Material to process
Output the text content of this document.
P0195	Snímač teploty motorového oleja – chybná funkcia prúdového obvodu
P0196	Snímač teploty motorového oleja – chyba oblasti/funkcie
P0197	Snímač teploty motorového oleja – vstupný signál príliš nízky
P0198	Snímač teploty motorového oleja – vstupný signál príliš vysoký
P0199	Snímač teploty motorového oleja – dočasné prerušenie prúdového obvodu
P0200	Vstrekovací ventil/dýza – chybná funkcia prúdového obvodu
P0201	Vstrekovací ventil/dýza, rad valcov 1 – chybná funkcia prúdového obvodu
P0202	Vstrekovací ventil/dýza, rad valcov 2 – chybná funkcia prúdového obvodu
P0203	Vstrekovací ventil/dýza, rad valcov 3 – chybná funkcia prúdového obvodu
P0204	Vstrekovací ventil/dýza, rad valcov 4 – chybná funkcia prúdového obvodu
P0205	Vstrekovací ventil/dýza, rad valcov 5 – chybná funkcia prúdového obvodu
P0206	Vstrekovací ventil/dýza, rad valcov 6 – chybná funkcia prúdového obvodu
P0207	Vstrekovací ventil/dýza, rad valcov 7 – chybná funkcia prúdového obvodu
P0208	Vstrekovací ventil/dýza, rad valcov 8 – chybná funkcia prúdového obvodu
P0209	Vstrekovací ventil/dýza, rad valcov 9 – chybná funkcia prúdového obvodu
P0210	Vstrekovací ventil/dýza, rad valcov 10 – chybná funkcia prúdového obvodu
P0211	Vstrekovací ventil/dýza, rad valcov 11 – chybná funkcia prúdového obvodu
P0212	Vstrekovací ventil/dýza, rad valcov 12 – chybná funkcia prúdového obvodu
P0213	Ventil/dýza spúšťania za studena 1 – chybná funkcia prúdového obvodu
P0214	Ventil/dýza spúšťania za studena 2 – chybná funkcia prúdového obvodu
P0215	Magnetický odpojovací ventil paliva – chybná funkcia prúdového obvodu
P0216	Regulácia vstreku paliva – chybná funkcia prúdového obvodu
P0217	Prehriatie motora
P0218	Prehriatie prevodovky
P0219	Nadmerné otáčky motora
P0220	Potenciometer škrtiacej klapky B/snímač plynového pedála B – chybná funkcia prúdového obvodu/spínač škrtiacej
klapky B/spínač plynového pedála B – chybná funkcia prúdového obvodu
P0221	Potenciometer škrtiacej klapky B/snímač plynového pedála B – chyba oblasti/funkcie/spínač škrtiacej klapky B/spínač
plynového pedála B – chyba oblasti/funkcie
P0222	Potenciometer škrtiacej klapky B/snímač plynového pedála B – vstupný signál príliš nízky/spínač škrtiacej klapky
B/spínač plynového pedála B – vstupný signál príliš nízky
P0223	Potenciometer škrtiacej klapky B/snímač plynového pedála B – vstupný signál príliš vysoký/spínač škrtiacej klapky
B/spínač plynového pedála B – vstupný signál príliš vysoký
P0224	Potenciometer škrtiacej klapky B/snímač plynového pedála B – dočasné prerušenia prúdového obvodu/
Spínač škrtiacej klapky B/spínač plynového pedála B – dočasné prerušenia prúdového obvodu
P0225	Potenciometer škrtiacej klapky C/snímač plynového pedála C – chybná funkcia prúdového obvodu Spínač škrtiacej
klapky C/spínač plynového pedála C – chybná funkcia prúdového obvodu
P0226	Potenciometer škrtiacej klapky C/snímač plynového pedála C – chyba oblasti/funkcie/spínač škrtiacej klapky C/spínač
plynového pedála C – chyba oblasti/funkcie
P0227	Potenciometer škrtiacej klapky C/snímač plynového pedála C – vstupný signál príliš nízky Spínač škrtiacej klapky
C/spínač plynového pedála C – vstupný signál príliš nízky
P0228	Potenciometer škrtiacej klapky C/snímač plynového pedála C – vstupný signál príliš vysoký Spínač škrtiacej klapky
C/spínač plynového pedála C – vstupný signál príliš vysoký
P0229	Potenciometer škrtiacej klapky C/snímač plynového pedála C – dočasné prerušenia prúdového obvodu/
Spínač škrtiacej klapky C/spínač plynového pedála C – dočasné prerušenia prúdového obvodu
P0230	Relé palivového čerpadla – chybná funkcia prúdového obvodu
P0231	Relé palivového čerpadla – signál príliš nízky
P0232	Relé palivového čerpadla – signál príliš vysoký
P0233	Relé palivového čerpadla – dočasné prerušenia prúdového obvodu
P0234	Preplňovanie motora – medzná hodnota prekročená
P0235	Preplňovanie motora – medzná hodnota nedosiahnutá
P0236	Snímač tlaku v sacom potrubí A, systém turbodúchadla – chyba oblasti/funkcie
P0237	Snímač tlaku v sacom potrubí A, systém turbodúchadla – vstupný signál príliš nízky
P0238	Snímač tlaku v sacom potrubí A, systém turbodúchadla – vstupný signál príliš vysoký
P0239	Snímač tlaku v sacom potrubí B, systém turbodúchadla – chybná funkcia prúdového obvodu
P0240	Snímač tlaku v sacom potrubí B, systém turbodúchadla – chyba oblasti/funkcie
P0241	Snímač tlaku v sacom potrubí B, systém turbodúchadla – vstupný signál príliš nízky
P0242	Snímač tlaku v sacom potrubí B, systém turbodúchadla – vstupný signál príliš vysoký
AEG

Directions for this task
Your task is to repeat every line exactly.

Complete response
Output the text content of this document.
P0195	Snímač teploty motorového oleja – chybná funkcia prúdového obvodu
P0196	Snímač teploty motorového oleja – chyba oblasti/funkcie
P0197	Snímač teploty motorového oleja – vstupný signál príliš nízky
P0198	Snímač teploty motorového oleja – vstupný signál príliš vysoký
P0199	Snímač teploty motorového oleja – dočasné prerušenie prúdového obvodu
P0200	Vstrekovací ventil/dýza – chybná funkcia prúdového obvodu
P0201	Vstrekovací ventil/dýza, rad valcov 1 – chybná funkcia prúdového obvodu
P0202	Vstrekovací ventil/dýza, rad valcov 2 – chybná funkcia prúdového obvodu
P0203	Vstrekovací ventil/dýza, rad valcov 3 – chybná funkcia prúdového obvodu
P0204	Vstrekovací ventil/dýza, rad valcov 4 – chybná funkcia prúdového obvodu
P0205	Vstrekovací ventil/dýza, rad valcov 5 – chybná funkcia prúdového obvodu
P0206	Vstrekovací ventil/dýza, rad valcov 6 – chybná funkcia prúdového obvodu
P0207	Vstrekovací ventil/dýza, rad valcov 7 – chybná funkcia prúdového obvodu
P0208	Vstrekovací ventil/dýza, rad valcov 8 – chybná funkcia prúdového obvodu
P0209	Vstrekovací ventil/dýza, rad valcov 9 – chybná funkcia prúdového obvodu
P0210	Vstrekovací ventil/dýza, rad valcov 10 – chybná funkcia prúdového obvodu
P0211	Vstrekovací ventil/dýza, rad valcov 11 – chybná funkcia prúdového obvodu
P0212	Vstrekovací ventil/dýza, rad valcov 12 – chybná funkcia prúdového obvodu
P0213	Ventil/dýza spúšťania za studena 1 – chybná funkcia prúdového obvodu
P0214	Ventil/dýza spúšťania za studena 2 – chybná funkcia prúdového obvodu
P0215	Magnetický odpojovací ventil paliva – chybná funkcia prúdového obvodu
P0216	Regulácia vstreku paliva – chybná funkcia prúdového obvodu
P0217	Prehriatie motora
P0218	Prehriatie prevodovky
P0219	Nadmerné otáčky motora
P0220	Potenciometer škrtiacej klapky B/snímač plynového pedála B – chybná funkcia prúdového obvodu/spínač škrtiacej
klapky B/spínač plynového pedála B – chybná funkcia prúdového obvodu
P0221	Potenciometer škrtiacej klapky B/snímač plynového pedála B – chyba oblasti/funkcie/spínač škrtiacej klapky B/spínač
plynového pedála B – chyba oblasti/funkcie
P0222	Potenciometer škrtiacej klapky B/snímač plynového pedála B – vstupný signál príliš nízky/spínač škrtiacej klapky
B/spínač plynového pedála B – vstupný signál príliš nízky
P0223	Potenciometer škrtiacej klapky B/snímač plynového pedála B – vstupný signál príliš vysoký/spínač škrtiacej klapky
B/spínač plynového pedála B – vstupný signál príliš vysoký
P0224	Potenciometer škrtiacej klapky B/snímač plynového pedála B – dočasné prerušenia prúdového obvodu/
Spínač škrtiacej klapky B/spínač plynového pedála B – dočasné prerušenia prúdového obvodu
P0225	Potenciometer škrtiacej klapky C/snímač plynového pedála C – chybná funkcia prúdového obvodu Spínač škrtiacej
klapky C/spínač plynového pedála C – chybná funkcia prúdového obvodu
P0226	Potenciometer škrtiacej klapky C/snímač plynového pedála C – chyba oblasti/funkcie/spínač škrtiacej klapky C/spínač
plynového pedála C – chyba oblasti/funkcie
P0227	Potenciometer škrtiacej klapky C/snímač plynového pedála C – vstupný signál príliš nízky Spínač škrtiacej klapky
C/spínač plynového pedála C – vstupný signál príliš nízky
P0228	Potenciometer škrtiacej klapky C/snímač plynového pedála C – vstupný signál príliš vysoký Spínač škrtiacej klapky
C/spínač plynového pedála C – vstupný signál príliš vysoký
P0229	Potenciometer škrtiacej klapky C/snímač plynového pedála C – dočasné prerušenia prúdového obvodu/
Spínač škrtiacej klapky C/spínač plynového pedála C – dočasné prerušenia prúdového obvodu
P0230	Relé palivového čerpadla – chybná funkcia prúdového obvodu
P0231	Relé palivového čerpadla – signál príliš nízky
P0232	Relé palivového čerpadla – signál príliš vysoký
P0233	Relé palivového čerpadla – dočasné prerušenia prúdového obvodu
P0234	Preplňovanie motora – medzná hodnota prekročená
P0235	Preplňovanie motora – medzná hodnota nedosiahnutá
P0236	Snímač tlaku v sacom potrubí A, systém turbodúchadla – chyba oblasti/funkcie
P0237	Snímač tlaku v sacom potrubí A, systém turbodúchadla – vstupný signál príliš nízky
P0238	Snímač tlaku v sacom potrubí A, systém turbodúchadla – vstupný signál príliš vysoký
P0239	Snímač tlaku v sacom potrubí B, systém turbodúchadla – chybná funkcia prúdového obvodu
P0240	Snímač tlaku v sacom potrubí B, systém turbodúchadla – chyba oblasti/funkcie
P0241	Snímač tlaku v sacom potrubí B, systém turbodúchadla – vstupný signál príliš nízky
P0242	Snímač tlaku v sacom potrubí B, systém turbodúchadla – vstupný signál príliš vysoký
AEG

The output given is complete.